# Given exercise
Locate each line in the items below that contains the string "Jadransko", and copy those lines. The match is case-sensitive.

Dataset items
- - -
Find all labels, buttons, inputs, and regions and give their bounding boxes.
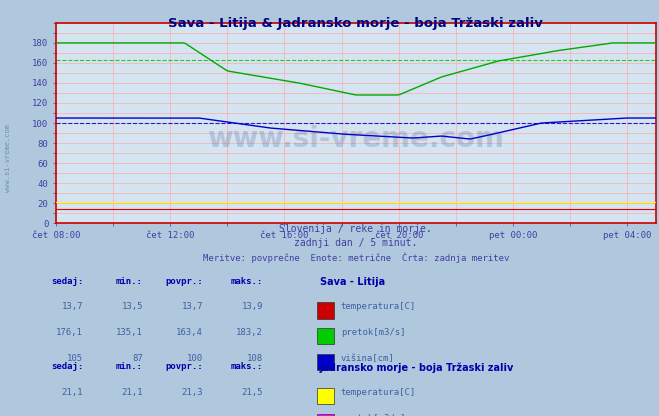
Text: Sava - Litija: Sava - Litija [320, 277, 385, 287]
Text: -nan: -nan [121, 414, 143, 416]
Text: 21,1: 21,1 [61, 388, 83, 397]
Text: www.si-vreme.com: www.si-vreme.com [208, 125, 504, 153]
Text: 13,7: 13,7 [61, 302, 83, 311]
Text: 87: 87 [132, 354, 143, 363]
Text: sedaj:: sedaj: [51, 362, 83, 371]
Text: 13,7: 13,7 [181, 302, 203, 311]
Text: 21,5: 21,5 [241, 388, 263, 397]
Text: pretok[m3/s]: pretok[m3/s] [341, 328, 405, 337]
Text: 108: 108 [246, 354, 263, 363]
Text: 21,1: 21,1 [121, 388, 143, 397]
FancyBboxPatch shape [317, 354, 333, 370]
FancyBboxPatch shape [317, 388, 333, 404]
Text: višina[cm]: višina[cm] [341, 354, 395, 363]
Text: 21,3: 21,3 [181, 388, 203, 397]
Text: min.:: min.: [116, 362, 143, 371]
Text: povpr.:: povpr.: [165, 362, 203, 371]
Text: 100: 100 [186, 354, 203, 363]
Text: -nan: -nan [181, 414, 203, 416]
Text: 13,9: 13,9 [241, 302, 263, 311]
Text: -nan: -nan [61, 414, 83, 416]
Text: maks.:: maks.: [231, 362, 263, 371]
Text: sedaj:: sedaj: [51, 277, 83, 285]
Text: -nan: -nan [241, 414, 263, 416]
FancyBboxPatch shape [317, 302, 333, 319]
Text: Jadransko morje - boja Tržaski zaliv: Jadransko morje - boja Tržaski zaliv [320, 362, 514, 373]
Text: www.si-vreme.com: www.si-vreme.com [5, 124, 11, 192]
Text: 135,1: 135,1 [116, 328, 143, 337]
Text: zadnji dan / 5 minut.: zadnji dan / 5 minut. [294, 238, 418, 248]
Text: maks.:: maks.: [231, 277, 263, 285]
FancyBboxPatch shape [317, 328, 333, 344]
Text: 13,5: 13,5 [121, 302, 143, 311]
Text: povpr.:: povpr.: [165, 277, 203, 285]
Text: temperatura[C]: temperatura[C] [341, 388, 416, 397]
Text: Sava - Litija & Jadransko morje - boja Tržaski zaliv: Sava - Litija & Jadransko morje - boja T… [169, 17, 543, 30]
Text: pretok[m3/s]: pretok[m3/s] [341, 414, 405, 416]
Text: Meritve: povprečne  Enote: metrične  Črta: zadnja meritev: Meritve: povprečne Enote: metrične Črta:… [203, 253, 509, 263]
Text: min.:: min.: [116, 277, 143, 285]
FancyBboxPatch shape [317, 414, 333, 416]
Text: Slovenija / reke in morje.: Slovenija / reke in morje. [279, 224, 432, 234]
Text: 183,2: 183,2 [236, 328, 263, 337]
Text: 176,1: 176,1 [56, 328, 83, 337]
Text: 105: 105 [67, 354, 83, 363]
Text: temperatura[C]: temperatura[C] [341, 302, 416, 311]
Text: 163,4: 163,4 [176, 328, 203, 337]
- - -
# Output below
Text: Jadransko morje - boja Tržaski zaliv: Jadransko morje - boja Tržaski zaliv [320, 362, 514, 373]
Text: Sava - Litija & Jadransko morje - boja Tržaski zaliv: Sava - Litija & Jadransko morje - boja T… [169, 17, 543, 30]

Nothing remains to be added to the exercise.